**To do:** Single out the lines of the material that contain "Lapangan" and copy them.
═════ Data rows
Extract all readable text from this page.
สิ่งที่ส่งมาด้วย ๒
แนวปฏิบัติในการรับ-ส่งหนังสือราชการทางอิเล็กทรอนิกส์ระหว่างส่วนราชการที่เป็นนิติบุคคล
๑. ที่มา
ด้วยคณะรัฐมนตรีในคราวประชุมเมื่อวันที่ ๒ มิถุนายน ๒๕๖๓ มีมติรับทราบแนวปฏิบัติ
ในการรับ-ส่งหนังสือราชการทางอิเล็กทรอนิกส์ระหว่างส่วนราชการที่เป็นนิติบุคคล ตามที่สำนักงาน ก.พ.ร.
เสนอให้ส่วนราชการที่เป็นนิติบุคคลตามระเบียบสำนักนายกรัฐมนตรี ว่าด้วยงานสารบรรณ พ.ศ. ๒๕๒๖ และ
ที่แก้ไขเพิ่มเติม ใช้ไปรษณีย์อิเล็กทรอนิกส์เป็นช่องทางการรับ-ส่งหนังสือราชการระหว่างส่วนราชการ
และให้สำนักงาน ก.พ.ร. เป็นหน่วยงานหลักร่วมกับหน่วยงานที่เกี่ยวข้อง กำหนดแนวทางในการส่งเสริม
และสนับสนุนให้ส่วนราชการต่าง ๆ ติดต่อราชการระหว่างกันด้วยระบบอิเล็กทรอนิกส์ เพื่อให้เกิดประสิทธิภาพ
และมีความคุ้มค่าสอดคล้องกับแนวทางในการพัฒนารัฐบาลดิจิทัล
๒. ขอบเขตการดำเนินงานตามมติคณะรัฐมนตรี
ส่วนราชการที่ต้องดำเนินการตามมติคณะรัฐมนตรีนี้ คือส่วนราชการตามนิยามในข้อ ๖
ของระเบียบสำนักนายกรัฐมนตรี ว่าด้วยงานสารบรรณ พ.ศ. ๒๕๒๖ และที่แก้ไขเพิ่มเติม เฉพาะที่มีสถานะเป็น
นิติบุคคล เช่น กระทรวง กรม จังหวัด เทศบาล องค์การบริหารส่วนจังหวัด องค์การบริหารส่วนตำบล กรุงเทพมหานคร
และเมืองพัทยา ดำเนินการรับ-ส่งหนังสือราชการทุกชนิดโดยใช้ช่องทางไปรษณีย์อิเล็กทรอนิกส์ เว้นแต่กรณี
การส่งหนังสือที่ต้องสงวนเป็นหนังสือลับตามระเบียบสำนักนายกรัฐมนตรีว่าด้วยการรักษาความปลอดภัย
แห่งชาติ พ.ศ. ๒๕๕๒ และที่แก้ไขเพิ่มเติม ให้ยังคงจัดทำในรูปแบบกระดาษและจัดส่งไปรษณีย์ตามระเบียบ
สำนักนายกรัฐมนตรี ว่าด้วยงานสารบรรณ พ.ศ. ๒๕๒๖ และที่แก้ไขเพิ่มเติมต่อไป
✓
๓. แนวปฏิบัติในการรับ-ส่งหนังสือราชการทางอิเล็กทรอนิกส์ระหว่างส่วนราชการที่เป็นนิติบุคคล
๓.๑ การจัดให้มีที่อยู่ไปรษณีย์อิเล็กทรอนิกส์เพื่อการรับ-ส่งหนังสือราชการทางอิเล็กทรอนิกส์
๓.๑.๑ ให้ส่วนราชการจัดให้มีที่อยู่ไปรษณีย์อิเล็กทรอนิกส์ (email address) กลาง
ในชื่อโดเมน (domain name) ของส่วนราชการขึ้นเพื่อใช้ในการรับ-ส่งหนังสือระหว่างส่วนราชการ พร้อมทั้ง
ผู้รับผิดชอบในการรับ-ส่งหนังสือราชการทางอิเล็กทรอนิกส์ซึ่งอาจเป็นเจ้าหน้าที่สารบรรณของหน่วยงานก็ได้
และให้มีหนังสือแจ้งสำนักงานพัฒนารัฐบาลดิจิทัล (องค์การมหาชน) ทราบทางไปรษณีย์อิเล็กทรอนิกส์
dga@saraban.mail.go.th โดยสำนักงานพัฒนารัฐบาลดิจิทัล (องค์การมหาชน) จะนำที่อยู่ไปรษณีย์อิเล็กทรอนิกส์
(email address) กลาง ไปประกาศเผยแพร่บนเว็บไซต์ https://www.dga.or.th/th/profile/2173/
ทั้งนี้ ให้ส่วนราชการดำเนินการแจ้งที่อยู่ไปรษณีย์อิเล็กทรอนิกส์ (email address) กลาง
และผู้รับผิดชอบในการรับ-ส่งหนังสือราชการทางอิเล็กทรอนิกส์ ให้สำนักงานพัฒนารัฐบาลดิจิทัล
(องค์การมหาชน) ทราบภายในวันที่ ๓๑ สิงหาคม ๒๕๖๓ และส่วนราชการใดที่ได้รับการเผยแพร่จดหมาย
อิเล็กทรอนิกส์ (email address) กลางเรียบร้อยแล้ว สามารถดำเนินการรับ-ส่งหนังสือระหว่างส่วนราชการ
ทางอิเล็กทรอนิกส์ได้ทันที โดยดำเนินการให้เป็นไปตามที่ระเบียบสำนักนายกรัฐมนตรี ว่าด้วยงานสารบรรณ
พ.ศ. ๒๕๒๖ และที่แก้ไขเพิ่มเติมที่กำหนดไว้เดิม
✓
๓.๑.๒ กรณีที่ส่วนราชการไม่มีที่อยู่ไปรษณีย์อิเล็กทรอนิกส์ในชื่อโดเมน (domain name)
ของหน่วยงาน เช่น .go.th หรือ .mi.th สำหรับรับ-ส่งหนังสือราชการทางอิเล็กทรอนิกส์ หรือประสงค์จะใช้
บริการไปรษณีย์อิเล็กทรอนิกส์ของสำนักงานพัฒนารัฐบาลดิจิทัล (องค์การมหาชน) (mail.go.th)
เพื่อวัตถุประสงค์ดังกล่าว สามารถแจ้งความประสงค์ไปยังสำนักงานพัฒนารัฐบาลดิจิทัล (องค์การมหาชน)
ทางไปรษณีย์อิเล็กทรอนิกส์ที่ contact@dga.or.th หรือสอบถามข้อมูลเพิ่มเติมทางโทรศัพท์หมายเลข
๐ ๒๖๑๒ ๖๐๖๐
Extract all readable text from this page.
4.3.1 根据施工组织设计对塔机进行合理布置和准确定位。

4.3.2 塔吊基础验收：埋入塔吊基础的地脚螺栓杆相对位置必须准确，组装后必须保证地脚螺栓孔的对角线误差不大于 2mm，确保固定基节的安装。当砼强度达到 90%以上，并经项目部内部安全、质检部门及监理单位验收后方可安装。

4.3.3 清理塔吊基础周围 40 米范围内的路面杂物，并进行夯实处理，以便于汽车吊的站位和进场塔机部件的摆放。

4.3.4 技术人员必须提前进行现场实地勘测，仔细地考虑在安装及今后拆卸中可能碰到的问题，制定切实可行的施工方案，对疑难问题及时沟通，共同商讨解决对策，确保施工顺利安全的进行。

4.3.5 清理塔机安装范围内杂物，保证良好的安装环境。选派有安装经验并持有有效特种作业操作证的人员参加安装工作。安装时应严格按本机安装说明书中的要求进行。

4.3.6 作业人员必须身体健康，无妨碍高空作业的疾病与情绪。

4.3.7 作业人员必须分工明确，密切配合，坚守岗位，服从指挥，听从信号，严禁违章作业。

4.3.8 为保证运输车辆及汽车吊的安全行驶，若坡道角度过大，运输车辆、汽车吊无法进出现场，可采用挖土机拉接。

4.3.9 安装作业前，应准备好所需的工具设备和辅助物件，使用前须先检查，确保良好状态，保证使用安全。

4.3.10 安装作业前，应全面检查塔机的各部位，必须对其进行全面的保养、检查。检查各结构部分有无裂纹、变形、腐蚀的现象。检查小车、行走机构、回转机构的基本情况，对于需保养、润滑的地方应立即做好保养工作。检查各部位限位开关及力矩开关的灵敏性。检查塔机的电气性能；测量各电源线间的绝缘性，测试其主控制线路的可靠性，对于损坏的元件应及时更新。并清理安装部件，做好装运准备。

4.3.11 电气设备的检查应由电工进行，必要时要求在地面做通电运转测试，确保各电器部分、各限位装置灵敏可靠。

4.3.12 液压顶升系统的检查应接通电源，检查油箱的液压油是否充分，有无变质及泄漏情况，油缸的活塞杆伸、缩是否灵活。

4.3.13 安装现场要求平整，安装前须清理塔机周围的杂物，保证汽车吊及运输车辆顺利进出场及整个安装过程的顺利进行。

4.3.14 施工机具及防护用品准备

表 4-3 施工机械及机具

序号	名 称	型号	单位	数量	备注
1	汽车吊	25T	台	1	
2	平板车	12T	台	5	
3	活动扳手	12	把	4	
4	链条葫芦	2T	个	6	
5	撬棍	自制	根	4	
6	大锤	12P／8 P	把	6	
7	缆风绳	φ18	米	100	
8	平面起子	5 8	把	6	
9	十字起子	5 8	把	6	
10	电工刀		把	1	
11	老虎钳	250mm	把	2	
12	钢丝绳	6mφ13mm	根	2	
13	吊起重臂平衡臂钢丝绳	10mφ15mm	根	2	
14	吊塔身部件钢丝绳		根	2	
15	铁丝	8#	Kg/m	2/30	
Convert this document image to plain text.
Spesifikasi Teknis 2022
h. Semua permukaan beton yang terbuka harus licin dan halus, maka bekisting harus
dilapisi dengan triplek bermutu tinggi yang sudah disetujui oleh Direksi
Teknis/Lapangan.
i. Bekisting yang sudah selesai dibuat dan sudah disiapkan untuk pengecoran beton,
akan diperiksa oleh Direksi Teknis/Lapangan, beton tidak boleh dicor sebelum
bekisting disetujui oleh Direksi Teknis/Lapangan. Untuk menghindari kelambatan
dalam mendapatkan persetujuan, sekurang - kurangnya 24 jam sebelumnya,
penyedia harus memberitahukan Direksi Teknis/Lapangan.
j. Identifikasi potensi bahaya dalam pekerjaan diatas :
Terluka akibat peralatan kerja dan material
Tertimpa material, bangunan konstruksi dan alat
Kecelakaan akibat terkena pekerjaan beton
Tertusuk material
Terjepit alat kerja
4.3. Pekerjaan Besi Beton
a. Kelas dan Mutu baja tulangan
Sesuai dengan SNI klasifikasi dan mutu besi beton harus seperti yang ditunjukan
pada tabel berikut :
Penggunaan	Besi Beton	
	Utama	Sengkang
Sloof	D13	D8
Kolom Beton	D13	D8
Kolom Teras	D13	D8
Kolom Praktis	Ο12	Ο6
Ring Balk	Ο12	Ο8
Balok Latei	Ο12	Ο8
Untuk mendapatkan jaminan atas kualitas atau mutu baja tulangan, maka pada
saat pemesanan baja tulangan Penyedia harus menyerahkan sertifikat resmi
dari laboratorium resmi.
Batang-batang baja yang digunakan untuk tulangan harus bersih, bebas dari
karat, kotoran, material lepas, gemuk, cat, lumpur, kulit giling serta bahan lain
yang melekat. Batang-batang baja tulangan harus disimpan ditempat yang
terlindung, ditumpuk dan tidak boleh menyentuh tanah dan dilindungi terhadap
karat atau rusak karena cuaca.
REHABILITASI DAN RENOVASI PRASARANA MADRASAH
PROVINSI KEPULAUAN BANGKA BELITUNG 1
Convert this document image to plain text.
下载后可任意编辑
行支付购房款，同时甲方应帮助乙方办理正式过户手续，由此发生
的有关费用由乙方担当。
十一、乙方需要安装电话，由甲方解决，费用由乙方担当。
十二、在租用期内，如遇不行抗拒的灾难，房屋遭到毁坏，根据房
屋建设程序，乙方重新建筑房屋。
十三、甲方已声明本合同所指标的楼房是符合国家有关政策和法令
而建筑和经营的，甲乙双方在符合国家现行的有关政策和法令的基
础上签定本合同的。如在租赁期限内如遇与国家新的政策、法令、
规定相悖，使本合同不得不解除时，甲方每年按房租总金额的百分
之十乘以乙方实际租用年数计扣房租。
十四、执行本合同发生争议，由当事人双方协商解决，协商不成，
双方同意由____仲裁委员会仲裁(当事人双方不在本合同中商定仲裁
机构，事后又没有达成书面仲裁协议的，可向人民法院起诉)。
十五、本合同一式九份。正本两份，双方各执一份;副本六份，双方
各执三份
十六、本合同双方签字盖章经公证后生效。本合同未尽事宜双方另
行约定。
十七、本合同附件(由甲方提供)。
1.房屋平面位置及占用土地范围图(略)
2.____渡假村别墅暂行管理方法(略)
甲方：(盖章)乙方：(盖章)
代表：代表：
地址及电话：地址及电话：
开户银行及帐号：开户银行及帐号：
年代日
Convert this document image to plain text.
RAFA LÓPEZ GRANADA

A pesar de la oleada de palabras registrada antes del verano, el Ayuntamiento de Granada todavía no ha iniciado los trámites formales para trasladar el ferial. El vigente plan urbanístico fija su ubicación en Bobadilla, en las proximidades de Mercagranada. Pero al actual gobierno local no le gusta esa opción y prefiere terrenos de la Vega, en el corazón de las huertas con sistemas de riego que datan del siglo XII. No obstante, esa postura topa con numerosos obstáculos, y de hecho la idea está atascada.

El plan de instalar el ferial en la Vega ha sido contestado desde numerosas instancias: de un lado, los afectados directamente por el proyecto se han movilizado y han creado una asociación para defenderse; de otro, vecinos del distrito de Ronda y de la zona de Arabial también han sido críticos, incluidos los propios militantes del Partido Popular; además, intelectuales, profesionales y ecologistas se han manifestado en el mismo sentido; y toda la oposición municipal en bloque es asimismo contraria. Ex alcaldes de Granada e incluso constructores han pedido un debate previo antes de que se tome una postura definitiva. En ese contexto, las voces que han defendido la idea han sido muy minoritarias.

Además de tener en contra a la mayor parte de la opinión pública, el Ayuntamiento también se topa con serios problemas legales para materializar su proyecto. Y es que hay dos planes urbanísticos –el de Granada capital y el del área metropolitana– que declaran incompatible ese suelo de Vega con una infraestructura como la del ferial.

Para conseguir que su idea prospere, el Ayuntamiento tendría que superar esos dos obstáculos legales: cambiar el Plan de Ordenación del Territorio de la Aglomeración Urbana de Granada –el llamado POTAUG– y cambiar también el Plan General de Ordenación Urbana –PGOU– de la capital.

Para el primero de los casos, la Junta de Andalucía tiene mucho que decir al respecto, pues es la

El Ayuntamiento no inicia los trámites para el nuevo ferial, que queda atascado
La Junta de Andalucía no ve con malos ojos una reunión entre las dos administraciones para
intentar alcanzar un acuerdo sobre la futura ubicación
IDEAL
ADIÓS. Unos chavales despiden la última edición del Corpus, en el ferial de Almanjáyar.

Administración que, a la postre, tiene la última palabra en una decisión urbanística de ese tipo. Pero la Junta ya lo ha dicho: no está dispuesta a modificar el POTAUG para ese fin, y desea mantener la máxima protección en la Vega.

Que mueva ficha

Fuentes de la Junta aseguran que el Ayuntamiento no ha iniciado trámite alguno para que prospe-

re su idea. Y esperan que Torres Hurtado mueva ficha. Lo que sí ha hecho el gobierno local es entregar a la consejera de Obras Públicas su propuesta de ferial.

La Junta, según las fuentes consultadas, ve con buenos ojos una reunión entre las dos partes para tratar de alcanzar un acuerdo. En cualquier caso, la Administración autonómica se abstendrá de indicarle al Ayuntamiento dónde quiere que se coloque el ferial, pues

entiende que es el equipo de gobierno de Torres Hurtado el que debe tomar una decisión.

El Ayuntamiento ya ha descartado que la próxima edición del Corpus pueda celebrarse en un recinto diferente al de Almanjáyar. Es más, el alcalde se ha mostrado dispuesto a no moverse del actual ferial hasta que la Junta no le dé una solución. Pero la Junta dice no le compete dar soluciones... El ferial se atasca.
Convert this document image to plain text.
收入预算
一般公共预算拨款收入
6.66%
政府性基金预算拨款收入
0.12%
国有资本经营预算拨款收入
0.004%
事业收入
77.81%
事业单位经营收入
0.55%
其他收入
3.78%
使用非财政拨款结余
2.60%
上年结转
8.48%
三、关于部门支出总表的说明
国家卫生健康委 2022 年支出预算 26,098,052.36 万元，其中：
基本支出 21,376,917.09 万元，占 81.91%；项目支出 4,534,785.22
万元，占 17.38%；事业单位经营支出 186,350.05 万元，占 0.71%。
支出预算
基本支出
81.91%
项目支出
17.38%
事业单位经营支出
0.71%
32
══════════
**Completed exercise:**
Teknis/Lapangan.
akan diperiksa oleh Direksi Teknis/Lapangan, beton tidak boleh dicor sebelum
bekisting disetujui oleh Direksi Teknis/Lapangan. Untuk menghindari kelambatan
penyedia harus memberitahukan Direksi Teknis/Lapangan.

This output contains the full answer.